## start MATERIAL PROVIDED

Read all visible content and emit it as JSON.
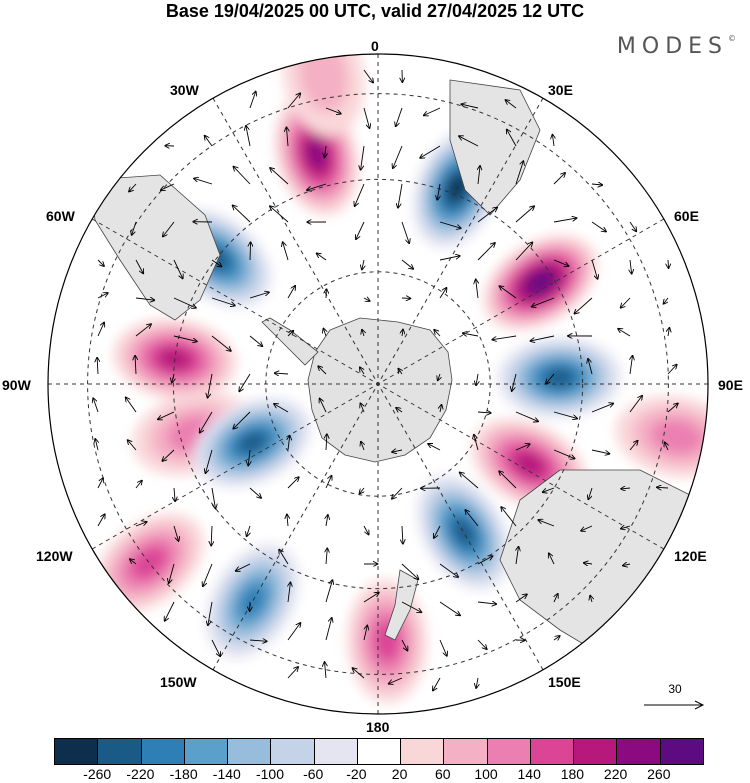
{
  "title": "Base 19/04/2025 00 UTC, valid 27/04/2025 12 UTC",
  "brand": "MODES",
  "brand_mark": "©",
  "longitude_labels": {
    "top": "0",
    "bottom": "180",
    "left": "90W",
    "right": "90E",
    "nw_upper": "30W",
    "nw_lower": "60W",
    "ne_upper": "30E",
    "ne_lower": "60E",
    "sw_upper": "120W",
    "sw_lower": "150W",
    "se_upper": "120E",
    "se_lower": "150E"
  },
  "reference_vector": {
    "label": "30",
    "icon": "arrow-right-icon"
  },
  "colorbar": {
    "colors": [
      "#0d2f4d",
      "#1a5a86",
      "#2d7fb5",
      "#5b9fcb",
      "#97bcdc",
      "#c5d3e8",
      "#e5e5f2",
      "#ffffff",
      "#f9d7d9",
      "#f4b0c4",
      "#eb7fb1",
      "#dc4596",
      "#b6187c",
      "#8c0a80",
      "#5e0a80"
    ],
    "tick_labels": [
      "-260",
      "-220",
      "-180",
      "-140",
      "-100",
      "-60",
      "-20",
      "20",
      "60",
      "100",
      "140",
      "180",
      "220",
      "260"
    ]
  },
  "projection": "south-polar-stereographic",
  "anomalies": [
    {
      "lon": -15,
      "r": 0.72,
      "v": 200
    },
    {
      "lon": 22,
      "r": 0.64,
      "v": -240
    },
    {
      "lon": 58,
      "r": 0.58,
      "v": 240
    },
    {
      "lon": 88,
      "r": 0.55,
      "v": -220
    },
    {
      "lon": 118,
      "r": 0.52,
      "v": 180
    },
    {
      "lon": 150,
      "r": 0.52,
      "v": -200
    },
    {
      "lon": 178,
      "r": 0.78,
      "v": 140
    },
    {
      "lon": -150,
      "r": 0.76,
      "v": -180
    },
    {
      "lon": -128,
      "r": 0.88,
      "v": 120
    },
    {
      "lon": -105,
      "r": 0.58,
      "v": 100
    },
    {
      "lon": -115,
      "r": 0.42,
      "v": -200
    },
    {
      "lon": -83,
      "r": 0.62,
      "v": 180
    },
    {
      "lon": -52,
      "r": 0.62,
      "v": -200
    },
    {
      "lon": 100,
      "r": 0.92,
      "v": 80
    },
    {
      "lon": -10,
      "r": 0.95,
      "v": 60
    }
  ]
}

## end MATERIAL PROVIDED

WHAT TO PRODUCE
Using the material above, retype each entry exactly and omit the pictures.

FINAL ANSWER
Read all visible content and emit it as JSON.
{
  "title": "Base 19/04/2025 00 UTC, valid 27/04/2025 12 UTC",
  "brand": "MODES",
  "brand_mark": "©",
  "longitude_labels": {
    "top": "0",
    "bottom": "180",
    "left": "90W",
    "right": "90E",
    "nw_upper": "30W",
    "nw_lower": "60W",
    "ne_upper": "30E",
    "ne_lower": "60E",
    "sw_upper": "120W",
    "sw_lower": "150W",
    "se_upper": "120E",
    "se_lower": "150E"
  },
  "reference_vector": {
    "label": "30",
    "icon": "arrow-right-icon"
  },
  "colorbar": {
    "colors": [
      "#0d2f4d",
      "#1a5a86",
      "#2d7fb5",
      "#5b9fcb",
      "#97bcdc",
      "#c5d3e8",
      "#e5e5f2",
      "#ffffff",
      "#f9d7d9",
      "#f4b0c4",
      "#eb7fb1",
      "#dc4596",
      "#b6187c",
      "#8c0a80",
      "#5e0a80"
    ],
    "tick_labels": [
      "-260",
      "-220",
      "-180",
      "-140",
      "-100",
      "-60",
      "-20",
      "20",
      "60",
      "100",
      "140",
      "180",
      "220",
      "260"
    ]
  },
  "projection": "south-polar-stereographic",
  "anomalies": [
    {
      "lon": -15,
      "r": 0.72,
      "v": 200
    },
    {
      "lon": 22,
      "r": 0.64,
      "v": -240
    },
    {
      "lon": 58,
      "r": 0.58,
      "v": 240
    },
    {
      "lon": 88,
      "r": 0.55,
      "v": -220
    },
    {
      "lon": 118,
      "r": 0.52,
      "v": 180
    },
    {
      "lon": 150,
      "r": 0.52,
      "v": -200
    },
    {
      "lon": 178,
      "r": 0.78,
      "v": 140
    },
    {
      "lon": -150,
      "r": 0.76,
      "v": -180
    },
    {
      "lon": -128,
      "r": 0.88,
      "v": 120
    },
    {
      "lon": -105,
      "r": 0.58,
      "v": 100
    },
    {
      "lon": -115,
      "r": 0.42,
      "v": -200
    },
    {
      "lon": -83,
      "r": 0.62,
      "v": 180
    },
    {
      "lon": -52,
      "r": 0.62,
      "v": -200
    },
    {
      "lon": 100,
      "r": 0.92,
      "v": 80
    },
    {
      "lon": -10,
      "r": 0.95,
      "v": 60
    }
  ]
}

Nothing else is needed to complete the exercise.